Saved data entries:
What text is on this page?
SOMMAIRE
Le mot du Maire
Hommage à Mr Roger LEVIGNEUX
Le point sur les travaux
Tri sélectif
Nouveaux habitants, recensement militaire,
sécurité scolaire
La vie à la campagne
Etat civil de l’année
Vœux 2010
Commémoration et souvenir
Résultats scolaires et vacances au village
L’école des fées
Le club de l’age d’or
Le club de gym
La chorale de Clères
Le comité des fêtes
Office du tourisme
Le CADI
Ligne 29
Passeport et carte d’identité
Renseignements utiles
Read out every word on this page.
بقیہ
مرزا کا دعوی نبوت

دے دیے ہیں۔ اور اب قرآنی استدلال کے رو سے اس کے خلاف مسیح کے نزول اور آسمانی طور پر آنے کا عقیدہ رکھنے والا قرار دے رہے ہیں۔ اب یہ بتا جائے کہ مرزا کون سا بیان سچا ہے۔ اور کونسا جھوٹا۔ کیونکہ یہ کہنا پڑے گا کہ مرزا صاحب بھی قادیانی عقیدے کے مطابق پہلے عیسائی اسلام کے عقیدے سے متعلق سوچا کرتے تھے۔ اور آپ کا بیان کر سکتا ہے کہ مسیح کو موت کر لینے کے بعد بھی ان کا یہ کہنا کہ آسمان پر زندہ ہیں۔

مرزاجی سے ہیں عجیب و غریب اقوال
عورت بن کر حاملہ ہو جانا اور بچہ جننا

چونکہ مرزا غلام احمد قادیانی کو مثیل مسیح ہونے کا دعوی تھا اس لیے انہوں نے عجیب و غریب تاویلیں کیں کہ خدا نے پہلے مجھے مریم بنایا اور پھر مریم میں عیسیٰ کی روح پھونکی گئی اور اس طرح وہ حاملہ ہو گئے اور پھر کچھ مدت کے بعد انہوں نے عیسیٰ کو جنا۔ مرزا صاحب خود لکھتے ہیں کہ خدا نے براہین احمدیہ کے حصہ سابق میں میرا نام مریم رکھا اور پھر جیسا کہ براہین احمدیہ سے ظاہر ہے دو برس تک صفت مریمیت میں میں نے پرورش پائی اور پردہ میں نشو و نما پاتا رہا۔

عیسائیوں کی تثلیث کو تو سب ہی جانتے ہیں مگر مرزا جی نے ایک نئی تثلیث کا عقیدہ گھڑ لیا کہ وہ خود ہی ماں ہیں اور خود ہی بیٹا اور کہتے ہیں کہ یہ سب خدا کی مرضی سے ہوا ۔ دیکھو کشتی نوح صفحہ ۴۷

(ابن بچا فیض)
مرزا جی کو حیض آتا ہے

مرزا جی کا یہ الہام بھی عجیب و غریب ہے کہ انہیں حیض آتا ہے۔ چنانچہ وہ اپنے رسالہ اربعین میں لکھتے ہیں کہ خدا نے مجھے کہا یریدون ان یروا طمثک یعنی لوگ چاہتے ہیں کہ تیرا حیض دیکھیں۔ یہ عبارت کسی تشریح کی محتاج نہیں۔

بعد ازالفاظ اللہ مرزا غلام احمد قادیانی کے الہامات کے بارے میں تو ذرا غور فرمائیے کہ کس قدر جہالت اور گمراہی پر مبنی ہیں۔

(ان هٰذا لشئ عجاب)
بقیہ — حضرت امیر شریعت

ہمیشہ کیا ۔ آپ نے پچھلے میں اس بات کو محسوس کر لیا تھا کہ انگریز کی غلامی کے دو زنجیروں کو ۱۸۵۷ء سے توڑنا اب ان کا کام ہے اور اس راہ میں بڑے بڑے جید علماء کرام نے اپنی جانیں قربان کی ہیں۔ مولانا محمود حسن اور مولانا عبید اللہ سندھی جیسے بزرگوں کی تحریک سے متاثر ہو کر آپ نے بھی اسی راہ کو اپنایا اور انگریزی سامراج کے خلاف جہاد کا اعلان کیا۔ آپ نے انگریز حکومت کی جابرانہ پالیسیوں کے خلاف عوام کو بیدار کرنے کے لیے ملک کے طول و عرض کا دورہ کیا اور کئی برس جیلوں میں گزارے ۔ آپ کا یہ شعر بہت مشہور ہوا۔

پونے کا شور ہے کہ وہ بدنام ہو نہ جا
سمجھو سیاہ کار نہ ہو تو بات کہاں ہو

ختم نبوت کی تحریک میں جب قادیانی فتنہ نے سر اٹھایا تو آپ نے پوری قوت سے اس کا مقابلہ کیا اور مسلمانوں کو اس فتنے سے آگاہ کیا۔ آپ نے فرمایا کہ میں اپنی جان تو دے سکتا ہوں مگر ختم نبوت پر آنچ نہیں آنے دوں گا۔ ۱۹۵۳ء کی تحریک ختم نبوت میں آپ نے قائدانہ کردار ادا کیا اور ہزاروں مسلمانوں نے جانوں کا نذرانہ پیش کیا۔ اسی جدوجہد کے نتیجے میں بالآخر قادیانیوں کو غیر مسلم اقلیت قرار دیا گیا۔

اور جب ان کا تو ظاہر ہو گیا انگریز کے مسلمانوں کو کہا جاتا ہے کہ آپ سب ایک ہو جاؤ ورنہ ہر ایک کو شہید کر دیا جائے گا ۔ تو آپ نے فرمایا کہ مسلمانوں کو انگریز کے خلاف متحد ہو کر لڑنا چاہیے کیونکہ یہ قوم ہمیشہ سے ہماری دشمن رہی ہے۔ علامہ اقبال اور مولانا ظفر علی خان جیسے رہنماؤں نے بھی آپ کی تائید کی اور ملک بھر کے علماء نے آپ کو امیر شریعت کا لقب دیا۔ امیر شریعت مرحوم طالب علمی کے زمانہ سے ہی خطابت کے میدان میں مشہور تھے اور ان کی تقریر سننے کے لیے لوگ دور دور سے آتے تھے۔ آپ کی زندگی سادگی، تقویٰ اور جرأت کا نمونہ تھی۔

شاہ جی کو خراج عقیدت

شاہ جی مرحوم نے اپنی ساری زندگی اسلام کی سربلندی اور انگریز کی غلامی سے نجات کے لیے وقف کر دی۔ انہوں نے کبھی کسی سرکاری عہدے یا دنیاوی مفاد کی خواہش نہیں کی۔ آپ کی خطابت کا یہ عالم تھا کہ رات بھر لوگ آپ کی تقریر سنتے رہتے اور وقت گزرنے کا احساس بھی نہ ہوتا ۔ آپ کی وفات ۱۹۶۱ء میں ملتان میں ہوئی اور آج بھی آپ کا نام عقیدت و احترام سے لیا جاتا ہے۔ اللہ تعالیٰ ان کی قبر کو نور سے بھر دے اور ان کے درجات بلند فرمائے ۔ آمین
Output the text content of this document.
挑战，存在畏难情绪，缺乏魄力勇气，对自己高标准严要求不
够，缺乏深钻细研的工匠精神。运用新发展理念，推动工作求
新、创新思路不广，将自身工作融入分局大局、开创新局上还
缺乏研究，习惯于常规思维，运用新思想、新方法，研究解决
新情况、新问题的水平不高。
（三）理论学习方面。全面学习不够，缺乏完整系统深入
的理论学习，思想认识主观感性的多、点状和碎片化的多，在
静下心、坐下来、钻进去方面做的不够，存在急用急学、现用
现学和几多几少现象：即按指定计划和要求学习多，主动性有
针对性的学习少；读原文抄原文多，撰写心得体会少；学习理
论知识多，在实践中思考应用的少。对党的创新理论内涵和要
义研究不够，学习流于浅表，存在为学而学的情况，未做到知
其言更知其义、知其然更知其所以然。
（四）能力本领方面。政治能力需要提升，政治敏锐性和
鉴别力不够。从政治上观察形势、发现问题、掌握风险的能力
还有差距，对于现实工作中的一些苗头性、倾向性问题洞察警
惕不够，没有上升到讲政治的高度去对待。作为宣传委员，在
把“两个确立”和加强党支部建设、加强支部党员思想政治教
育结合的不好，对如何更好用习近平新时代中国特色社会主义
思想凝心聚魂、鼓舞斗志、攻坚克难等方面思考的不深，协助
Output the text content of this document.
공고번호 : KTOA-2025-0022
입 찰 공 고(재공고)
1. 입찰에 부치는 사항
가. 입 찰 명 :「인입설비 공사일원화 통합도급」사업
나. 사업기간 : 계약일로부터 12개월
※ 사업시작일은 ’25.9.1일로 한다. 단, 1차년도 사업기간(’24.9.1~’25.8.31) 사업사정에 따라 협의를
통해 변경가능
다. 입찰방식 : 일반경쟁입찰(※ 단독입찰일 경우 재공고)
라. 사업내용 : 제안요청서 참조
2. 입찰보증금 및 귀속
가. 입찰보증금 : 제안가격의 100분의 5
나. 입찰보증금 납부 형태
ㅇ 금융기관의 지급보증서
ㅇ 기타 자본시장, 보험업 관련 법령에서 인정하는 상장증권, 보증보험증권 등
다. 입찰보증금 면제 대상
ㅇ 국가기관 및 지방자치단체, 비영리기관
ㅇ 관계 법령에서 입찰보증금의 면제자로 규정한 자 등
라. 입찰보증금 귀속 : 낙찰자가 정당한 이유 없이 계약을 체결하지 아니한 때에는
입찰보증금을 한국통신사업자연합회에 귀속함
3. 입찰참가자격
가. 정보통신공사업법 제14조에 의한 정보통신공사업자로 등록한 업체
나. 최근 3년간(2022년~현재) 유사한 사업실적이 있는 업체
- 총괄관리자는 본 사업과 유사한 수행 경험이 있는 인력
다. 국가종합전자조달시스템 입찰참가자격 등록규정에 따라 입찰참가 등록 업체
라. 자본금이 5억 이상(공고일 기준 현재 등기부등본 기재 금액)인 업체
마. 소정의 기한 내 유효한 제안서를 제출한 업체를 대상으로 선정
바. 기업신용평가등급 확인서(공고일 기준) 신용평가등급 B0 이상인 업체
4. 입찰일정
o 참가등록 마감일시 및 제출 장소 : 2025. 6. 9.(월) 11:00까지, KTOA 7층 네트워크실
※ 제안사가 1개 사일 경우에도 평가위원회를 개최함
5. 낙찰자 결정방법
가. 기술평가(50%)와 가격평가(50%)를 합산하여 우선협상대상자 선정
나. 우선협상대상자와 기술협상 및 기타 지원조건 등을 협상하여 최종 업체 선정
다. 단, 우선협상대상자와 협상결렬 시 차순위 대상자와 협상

What is expected -> Check each line of the entries above for the word "مجھے". List the ones that have it.

Final result ->
چونکہ مرزا غلام احمد قادیانی کو مثیل مسیح ہونے کا دعوی تھا اس لیے انہوں نے عجیب و غریب تاویلیں کیں کہ خدا نے پہلے مجھے مریم بنایا اور پھر مریم میں عیسیٰ کی روح پھونکی گئی اور اس طرح وہ حاملہ ہو گئے اور پھر کچھ مدت کے بعد انہوں نے عیسیٰ کو جنا۔ مرزا صاحب خود لکھتے ہیں کہ خدا نے براہین احمدیہ کے حصہ سابق میں میرا نام مریم رکھا اور پھر جیسا کہ براہین احمدیہ سے ظاہر ہے دو برس تک صفت مریمیت میں میں نے پرورش پائی اور پردہ میں نشو و نما پاتا رہا۔
مرزا جی کا یہ الہام بھی عجیب و غریب ہے کہ انہیں حیض آتا ہے۔ چنانچہ وہ اپنے رسالہ اربعین میں لکھتے ہیں کہ خدا نے مجھے کہا یریدون ان یروا طمثک یعنی لوگ چاہتے ہیں کہ تیرا حیض دیکھیں۔ یہ عبارت کسی تشریح کی محتاج نہیں۔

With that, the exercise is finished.